• [The input]:

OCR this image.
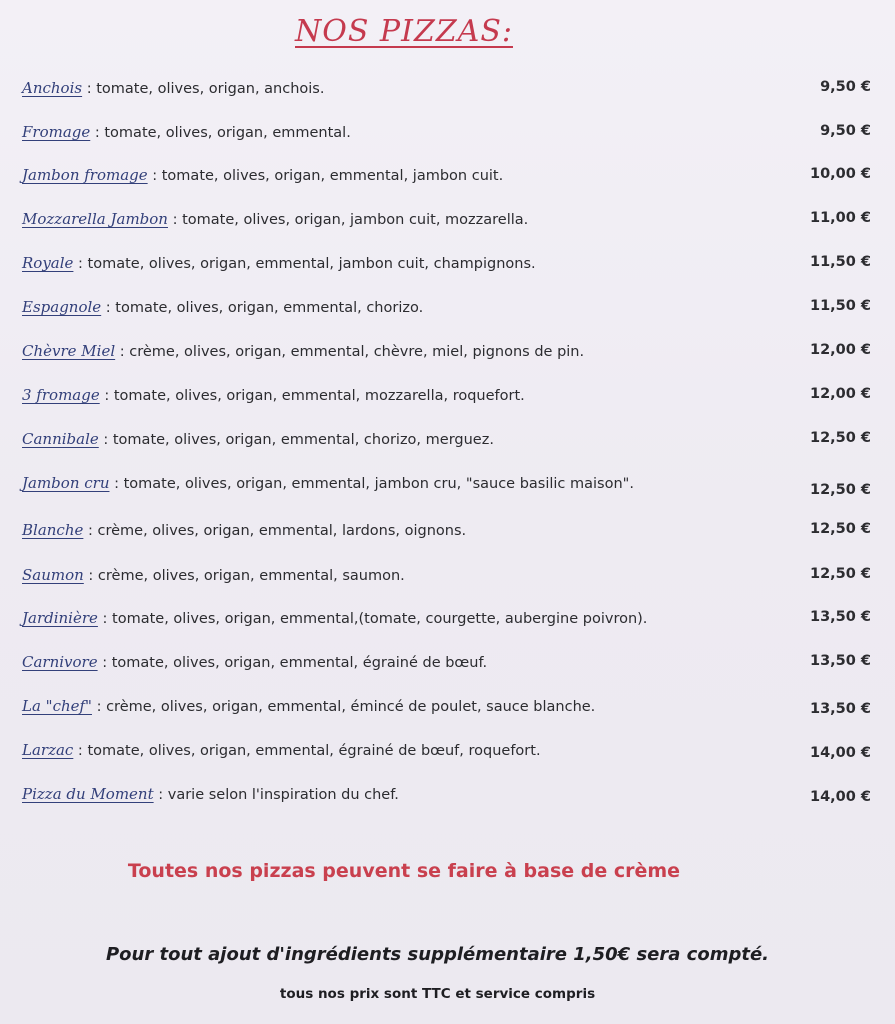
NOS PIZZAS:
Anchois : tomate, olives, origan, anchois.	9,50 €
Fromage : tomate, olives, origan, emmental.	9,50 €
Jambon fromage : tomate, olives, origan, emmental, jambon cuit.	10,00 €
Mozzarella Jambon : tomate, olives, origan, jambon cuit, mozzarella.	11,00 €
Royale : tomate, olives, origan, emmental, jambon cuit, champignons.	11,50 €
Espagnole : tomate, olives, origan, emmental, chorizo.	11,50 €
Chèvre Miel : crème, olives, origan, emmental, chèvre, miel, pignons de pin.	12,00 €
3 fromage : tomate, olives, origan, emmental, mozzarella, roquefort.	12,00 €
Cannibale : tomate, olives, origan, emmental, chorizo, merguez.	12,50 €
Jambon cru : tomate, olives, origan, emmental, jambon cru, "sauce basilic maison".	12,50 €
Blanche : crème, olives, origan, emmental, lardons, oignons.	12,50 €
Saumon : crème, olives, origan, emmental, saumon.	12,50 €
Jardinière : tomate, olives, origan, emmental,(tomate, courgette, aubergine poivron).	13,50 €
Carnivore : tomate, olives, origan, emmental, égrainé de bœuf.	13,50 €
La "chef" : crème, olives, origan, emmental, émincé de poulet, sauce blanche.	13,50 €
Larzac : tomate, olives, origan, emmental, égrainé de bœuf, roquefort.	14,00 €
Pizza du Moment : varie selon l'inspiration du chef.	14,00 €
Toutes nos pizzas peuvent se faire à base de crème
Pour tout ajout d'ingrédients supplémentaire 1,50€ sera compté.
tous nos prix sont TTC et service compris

• [What you are asked to do]: Copy out each line of the data containing the string "crème".

• [Response]:
Chèvre Miel : crème, olives, origan, emmental, chèvre, miel, pignons de pin.	12,00 €
Blanche : crème, olives, origan, emmental, lardons, oignons.	12,50 €
Saumon : crème, olives, origan, emmental, saumon.	12,50 €
La "chef" : crème, olives, origan, emmental, émincé de poulet, sauce blanche.	13,50 €
Toutes nos pizzas peuvent se faire à base de crème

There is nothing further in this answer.